- [The problem] Take the material and output all of it exactly.

━━━ Source data ━━━

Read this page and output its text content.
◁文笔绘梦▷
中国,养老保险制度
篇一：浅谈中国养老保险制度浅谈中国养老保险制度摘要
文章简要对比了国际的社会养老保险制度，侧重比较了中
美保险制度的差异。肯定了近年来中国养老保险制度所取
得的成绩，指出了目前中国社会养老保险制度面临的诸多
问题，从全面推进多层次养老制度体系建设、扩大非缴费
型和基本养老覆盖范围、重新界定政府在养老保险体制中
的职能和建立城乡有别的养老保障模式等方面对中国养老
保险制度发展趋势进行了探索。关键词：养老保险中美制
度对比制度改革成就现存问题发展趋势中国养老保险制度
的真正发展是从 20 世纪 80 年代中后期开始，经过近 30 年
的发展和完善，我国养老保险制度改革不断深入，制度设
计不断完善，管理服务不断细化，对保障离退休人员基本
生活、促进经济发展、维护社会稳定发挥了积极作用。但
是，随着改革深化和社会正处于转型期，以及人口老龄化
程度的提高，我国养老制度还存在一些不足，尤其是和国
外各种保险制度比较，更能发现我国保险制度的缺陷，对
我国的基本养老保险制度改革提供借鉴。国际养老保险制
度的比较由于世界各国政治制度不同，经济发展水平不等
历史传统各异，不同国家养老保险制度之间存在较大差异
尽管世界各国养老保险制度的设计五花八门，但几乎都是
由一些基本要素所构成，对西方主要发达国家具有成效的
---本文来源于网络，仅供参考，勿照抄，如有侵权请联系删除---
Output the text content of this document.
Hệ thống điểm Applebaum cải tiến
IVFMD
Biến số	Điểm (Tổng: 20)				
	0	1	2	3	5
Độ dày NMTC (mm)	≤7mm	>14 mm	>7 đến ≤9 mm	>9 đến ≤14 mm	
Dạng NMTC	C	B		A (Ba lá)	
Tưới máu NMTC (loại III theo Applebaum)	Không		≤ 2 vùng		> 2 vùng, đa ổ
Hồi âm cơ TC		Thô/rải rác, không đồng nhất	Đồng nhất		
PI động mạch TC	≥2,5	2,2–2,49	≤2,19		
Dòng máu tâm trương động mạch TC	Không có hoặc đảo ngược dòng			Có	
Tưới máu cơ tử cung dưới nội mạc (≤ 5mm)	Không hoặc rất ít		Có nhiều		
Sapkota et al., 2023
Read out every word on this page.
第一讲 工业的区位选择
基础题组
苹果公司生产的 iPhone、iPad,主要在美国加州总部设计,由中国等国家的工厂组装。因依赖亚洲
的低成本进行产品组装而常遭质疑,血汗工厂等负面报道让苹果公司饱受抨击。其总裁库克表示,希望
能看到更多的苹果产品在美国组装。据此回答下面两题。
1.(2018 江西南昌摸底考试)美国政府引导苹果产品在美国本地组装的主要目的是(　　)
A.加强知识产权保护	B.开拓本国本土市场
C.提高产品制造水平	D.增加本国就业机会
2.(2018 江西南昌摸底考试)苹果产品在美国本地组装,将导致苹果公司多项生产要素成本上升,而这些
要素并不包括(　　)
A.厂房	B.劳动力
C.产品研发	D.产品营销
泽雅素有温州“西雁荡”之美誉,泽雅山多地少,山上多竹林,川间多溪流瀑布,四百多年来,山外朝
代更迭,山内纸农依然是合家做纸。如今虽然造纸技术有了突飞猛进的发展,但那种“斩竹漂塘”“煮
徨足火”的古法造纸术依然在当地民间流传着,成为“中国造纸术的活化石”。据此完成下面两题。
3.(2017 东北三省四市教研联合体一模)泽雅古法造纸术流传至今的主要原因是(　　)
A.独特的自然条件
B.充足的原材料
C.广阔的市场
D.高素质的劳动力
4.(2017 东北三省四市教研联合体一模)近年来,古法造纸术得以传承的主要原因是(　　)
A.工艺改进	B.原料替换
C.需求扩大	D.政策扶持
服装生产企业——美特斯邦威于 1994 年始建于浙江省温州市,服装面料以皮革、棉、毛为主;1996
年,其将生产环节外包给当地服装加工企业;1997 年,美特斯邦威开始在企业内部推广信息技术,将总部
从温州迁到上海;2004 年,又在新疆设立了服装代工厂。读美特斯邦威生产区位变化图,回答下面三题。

━━━

- [The completed task]
Read this page and output its text content.
◁文笔绘梦▷
中国,养老保险制度
篇一：浅谈中国养老保险制度浅谈中国养老保险制度摘要
文章简要对比了国际的社会养老保险制度，侧重比较了中
美保险制度的差异。肯定了近年来中国养老保险制度所取
得的成绩，指出了目前中国社会养老保险制度面临的诸多
问题，从全面推进多层次养老制度体系建设、扩大非缴费
型和基本养老覆盖范围、重新界定政府在养老保险体制中
的职能和建立城乡有别的养老保障模式等方面对中国养老
保险制度发展趋势进行了探索。关键词：养老保险中美制
度对比制度改革成就现存问题发展趋势中国养老保险制度
的真正发展是从 20 世纪 80 年代中后期开始，经过近 30 年
的发展和完善，我国养老保险制度改革不断深入，制度设
计不断完善，管理服务不断细化，对保障离退休人员基本
生活、促进经济发展、维护社会稳定发挥了积极作用。但
是，随着改革深化和社会正处于转型期，以及人口老龄化
程度的提高，我国养老制度还存在一些不足，尤其是和国
外各种保险制度比较，更能发现我国保险制度的缺陷，对
我国的基本养老保险制度改革提供借鉴。国际养老保险制
度的比较由于世界各国政治制度不同，经济发展水平不等
历史传统各异，不同国家养老保险制度之间存在较大差异
尽管世界各国养老保险制度的设计五花八门，但几乎都是
由一些基本要素所构成，对西方主要发达国家具有成效的
---本文来源于网络，仅供参考，勿照抄，如有侵权请联系删除---
Output the text content of this document.
Hệ thống điểm Applebaum cải tiến
IVFMD
Biến số	Điểm (Tổng: 20)				
	0	1	2	3	5
Độ dày NMTC (mm)	≤7mm	>14 mm	>7 đến ≤9 mm	>9 đến ≤14 mm	
Dạng NMTC	C	B		A (Ba lá)	
Tưới máu NMTC (loại III theo Applebaum)	Không		≤ 2 vùng		> 2 vùng, đa ổ
Hồi âm cơ TC		Thô/rải rác, không đồng nhất	Đồng nhất		
PI động mạch TC	≥2,5	2,2–2,49	≤2,19		
Dòng máu tâm trương động mạch TC	Không có hoặc đảo ngược dòng			Có	
Tưới máu cơ tử cung dưới nội mạc (≤ 5mm)	Không hoặc rất ít		Có nhiều		
Sapkota et al., 2023
Read out every word on this page.
第一讲 工业的区位选择
基础题组
苹果公司生产的 iPhone、iPad,主要在美国加州总部设计,由中国等国家的工厂组装。因依赖亚洲
的低成本进行产品组装而常遭质疑,血汗工厂等负面报道让苹果公司饱受抨击。其总裁库克表示,希望
能看到更多的苹果产品在美国组装。据此回答下面两题。
1.(2018 江西南昌摸底考试)美国政府引导苹果产品在美国本地组装的主要目的是(　　)
A.加强知识产权保护	B.开拓本国本土市场
C.提高产品制造水平	D.增加本国就业机会
2.(2018 江西南昌摸底考试)苹果产品在美国本地组装,将导致苹果公司多项生产要素成本上升,而这些
要素并不包括(　　)
A.厂房	B.劳动力
C.产品研发	D.产品营销
泽雅素有温州“西雁荡”之美誉,泽雅山多地少,山上多竹林,川间多溪流瀑布,四百多年来,山外朝
代更迭,山内纸农依然是合家做纸。如今虽然造纸技术有了突飞猛进的发展,但那种“斩竹漂塘”“煮
徨足火”的古法造纸术依然在当地民间流传着,成为“中国造纸术的活化石”。据此完成下面两题。
3.(2017 东北三省四市教研联合体一模)泽雅古法造纸术流传至今的主要原因是(　　)
A.独特的自然条件
B.充足的原材料
C.广阔的市场
D.高素质的劳动力
4.(2017 东北三省四市教研联合体一模)近年来,古法造纸术得以传承的主要原因是(　　)
A.工艺改进	B.原料替换
C.需求扩大	D.政策扶持
服装生产企业——美特斯邦威于 1994 年始建于浙江省温州市,服装面料以皮革、棉、毛为主;1996
年,其将生产环节外包给当地服装加工企业;1997 年,美特斯邦威开始在企业内部推广信息技术,将总部
从温州迁到上海;2004 年,又在新疆设立了服装代工厂。读美特斯邦威生产区位变化图,回答下面三题。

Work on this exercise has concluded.